TASK DIRECTIONS
Extract every line of the records below without changing any of it, and leave the pictures out.

GIVEN DATA
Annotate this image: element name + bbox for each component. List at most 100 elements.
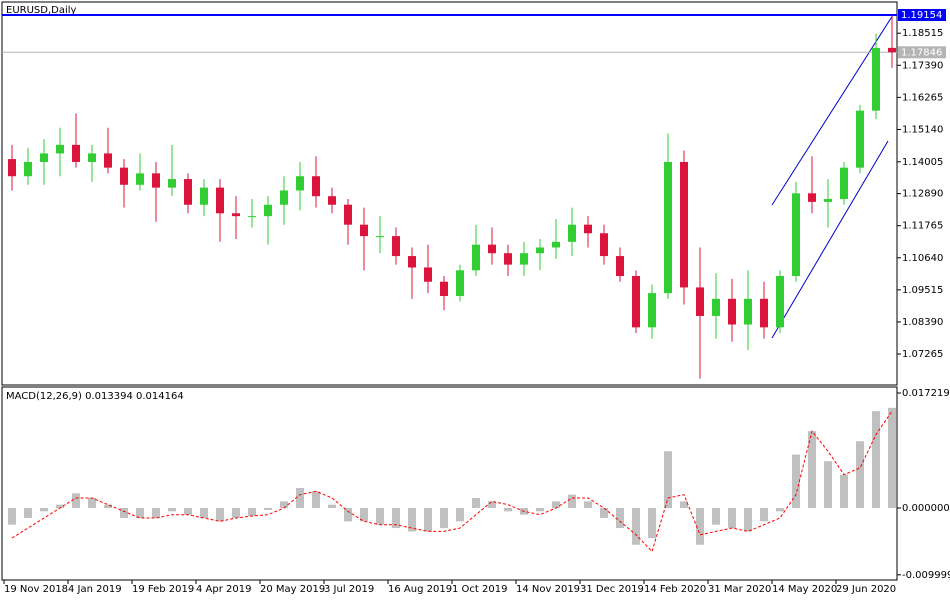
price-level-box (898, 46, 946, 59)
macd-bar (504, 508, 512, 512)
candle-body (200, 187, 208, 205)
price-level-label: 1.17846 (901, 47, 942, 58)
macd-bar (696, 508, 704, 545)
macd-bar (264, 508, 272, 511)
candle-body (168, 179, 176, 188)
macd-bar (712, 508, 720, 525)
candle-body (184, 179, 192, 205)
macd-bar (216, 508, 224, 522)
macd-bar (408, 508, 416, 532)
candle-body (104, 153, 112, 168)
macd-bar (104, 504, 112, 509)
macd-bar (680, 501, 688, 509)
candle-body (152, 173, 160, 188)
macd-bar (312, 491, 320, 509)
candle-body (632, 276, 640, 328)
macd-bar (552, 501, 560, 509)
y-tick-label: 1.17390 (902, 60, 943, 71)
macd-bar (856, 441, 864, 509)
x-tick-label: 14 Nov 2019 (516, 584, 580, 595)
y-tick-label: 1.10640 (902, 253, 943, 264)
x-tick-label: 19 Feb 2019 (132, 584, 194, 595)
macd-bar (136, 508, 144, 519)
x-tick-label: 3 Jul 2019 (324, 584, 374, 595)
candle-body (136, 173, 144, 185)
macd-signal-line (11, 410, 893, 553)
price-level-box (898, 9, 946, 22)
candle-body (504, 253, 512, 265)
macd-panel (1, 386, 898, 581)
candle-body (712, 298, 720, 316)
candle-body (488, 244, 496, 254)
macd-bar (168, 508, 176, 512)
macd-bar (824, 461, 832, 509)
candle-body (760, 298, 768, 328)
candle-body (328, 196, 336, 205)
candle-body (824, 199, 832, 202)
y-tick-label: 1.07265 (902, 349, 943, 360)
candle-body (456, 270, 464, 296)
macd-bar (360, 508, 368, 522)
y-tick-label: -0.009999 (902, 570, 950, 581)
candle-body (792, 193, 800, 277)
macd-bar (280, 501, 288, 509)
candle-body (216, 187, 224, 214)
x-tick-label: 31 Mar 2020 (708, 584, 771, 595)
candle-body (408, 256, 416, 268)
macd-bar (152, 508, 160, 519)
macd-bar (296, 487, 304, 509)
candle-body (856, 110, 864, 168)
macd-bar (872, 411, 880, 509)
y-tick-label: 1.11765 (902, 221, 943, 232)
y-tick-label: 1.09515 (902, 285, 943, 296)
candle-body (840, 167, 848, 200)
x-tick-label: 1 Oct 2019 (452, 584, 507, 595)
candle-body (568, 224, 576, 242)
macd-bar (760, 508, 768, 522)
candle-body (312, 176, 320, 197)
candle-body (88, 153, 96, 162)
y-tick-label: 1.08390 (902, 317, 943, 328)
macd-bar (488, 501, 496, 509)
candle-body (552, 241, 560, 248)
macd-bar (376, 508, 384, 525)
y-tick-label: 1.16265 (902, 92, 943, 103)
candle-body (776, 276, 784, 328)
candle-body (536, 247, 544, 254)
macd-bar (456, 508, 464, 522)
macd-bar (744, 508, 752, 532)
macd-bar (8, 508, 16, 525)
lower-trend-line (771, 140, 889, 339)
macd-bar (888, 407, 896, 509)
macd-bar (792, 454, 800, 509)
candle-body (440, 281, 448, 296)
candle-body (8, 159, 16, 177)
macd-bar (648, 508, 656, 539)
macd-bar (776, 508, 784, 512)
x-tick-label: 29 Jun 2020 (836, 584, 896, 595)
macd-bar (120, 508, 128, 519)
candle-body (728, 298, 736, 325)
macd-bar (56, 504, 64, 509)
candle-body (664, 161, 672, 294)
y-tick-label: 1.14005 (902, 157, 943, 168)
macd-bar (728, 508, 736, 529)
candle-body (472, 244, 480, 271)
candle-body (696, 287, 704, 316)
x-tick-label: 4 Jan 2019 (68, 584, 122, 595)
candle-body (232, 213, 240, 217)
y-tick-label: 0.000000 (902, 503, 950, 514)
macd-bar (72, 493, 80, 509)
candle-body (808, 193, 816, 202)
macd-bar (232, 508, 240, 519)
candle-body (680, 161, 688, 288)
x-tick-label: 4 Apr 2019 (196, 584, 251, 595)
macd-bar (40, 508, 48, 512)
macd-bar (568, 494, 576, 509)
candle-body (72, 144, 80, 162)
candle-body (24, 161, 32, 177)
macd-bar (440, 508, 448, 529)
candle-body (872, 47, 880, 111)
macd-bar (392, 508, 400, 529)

SOLUTION TO THE EXERCISE
Annotate this image: element name + bbox for each component. List at most 100 elements.
price-level-box (898, 46, 946, 59)
macd-bar (504, 508, 512, 512)
candle-body (200, 187, 208, 205)
price-level-label: 1.17846 (901, 47, 942, 58)
macd-bar (696, 508, 704, 545)
macd-bar (264, 508, 272, 511)
candle-body (168, 179, 176, 188)
macd-bar (712, 508, 720, 525)
candle-body (184, 179, 192, 205)
macd-bar (216, 508, 224, 522)
macd-bar (408, 508, 416, 532)
candle-body (104, 153, 112, 168)
macd-bar (104, 504, 112, 509)
macd-bar (680, 501, 688, 509)
candle-body (152, 173, 160, 188)
macd-bar (312, 491, 320, 509)
candle-body (632, 276, 640, 328)
macd-bar (552, 501, 560, 509)
y-tick-label: 1.17390 (902, 60, 943, 71)
macd-bar (856, 441, 864, 509)
x-tick-label: 14 Nov 2019 (516, 584, 580, 595)
y-tick-label: 1.10640 (902, 253, 943, 264)
x-tick-label: 19 Feb 2019 (132, 584, 194, 595)
macd-bar (136, 508, 144, 519)
x-tick-label: 3 Jul 2019 (324, 584, 374, 595)
candle-body (136, 173, 144, 185)
macd-signal-line (11, 410, 893, 553)
price-level-box (898, 9, 946, 22)
candle-body (504, 253, 512, 265)
macd-panel (1, 386, 898, 581)
candle-body (712, 298, 720, 316)
candle-body (488, 244, 496, 254)
macd-bar (168, 508, 176, 512)
macd-bar (824, 461, 832, 509)
candle-body (760, 298, 768, 328)
candle-body (328, 196, 336, 205)
candle-body (824, 199, 832, 202)
y-tick-label: 1.07265 (902, 349, 943, 360)
candle-body (456, 270, 464, 296)
macd-bar (360, 508, 368, 522)
y-tick-label: -0.009999 (902, 570, 950, 581)
candle-body (792, 193, 800, 277)
macd-bar (280, 501, 288, 509)
candle-body (216, 187, 224, 214)
x-tick-label: 31 Mar 2020 (708, 584, 771, 595)
candle-body (408, 256, 416, 268)
macd-bar (152, 508, 160, 519)
macd-bar (296, 487, 304, 509)
candle-body (856, 110, 864, 168)
macd-bar (872, 411, 880, 509)
y-tick-label: 1.11765 (902, 221, 943, 232)
y-tick-label: 1.09515 (902, 285, 943, 296)
candle-body (840, 167, 848, 200)
x-tick-label: 1 Oct 2019 (452, 584, 507, 595)
candle-body (568, 224, 576, 242)
macd-bar (760, 508, 768, 522)
candle-body (312, 176, 320, 197)
candle-body (88, 153, 96, 162)
y-tick-label: 1.08390 (902, 317, 943, 328)
macd-bar (488, 501, 496, 509)
candle-body (552, 241, 560, 248)
macd-bar (376, 508, 384, 525)
y-tick-label: 1.16265 (902, 92, 943, 103)
candle-body (776, 276, 784, 328)
candle-body (536, 247, 544, 254)
macd-bar (456, 508, 464, 522)
macd-bar (744, 508, 752, 532)
macd-bar (8, 508, 16, 525)
lower-trend-line (771, 140, 889, 339)
macd-bar (888, 407, 896, 509)
macd-bar (792, 454, 800, 509)
candle-body (440, 281, 448, 296)
candle-body (8, 159, 16, 177)
macd-bar (648, 508, 656, 539)
macd-bar (776, 508, 784, 512)
x-tick-label: 29 Jun 2020 (836, 584, 896, 595)
macd-bar (120, 508, 128, 519)
candle-body (728, 298, 736, 325)
macd-bar (56, 504, 64, 509)
candle-body (664, 161, 672, 294)
y-tick-label: 1.14005 (902, 157, 943, 168)
macd-bar (728, 508, 736, 529)
candle-body (472, 244, 480, 271)
candle-body (696, 287, 704, 316)
x-tick-label: 4 Jan 2019 (68, 584, 122, 595)
candle-body (232, 213, 240, 217)
y-tick-label: 0.000000 (902, 503, 950, 514)
macd-bar (72, 493, 80, 509)
candle-body (808, 193, 816, 202)
macd-bar (232, 508, 240, 519)
candle-body (680, 161, 688, 288)
x-tick-label: 4 Apr 2019 (196, 584, 251, 595)
macd-bar (40, 508, 48, 512)
macd-bar (568, 494, 576, 509)
candle-body (72, 144, 80, 162)
candle-body (24, 161, 32, 177)
macd-bar (440, 508, 448, 529)
candle-body (872, 47, 880, 111)
macd-bar (392, 508, 400, 529)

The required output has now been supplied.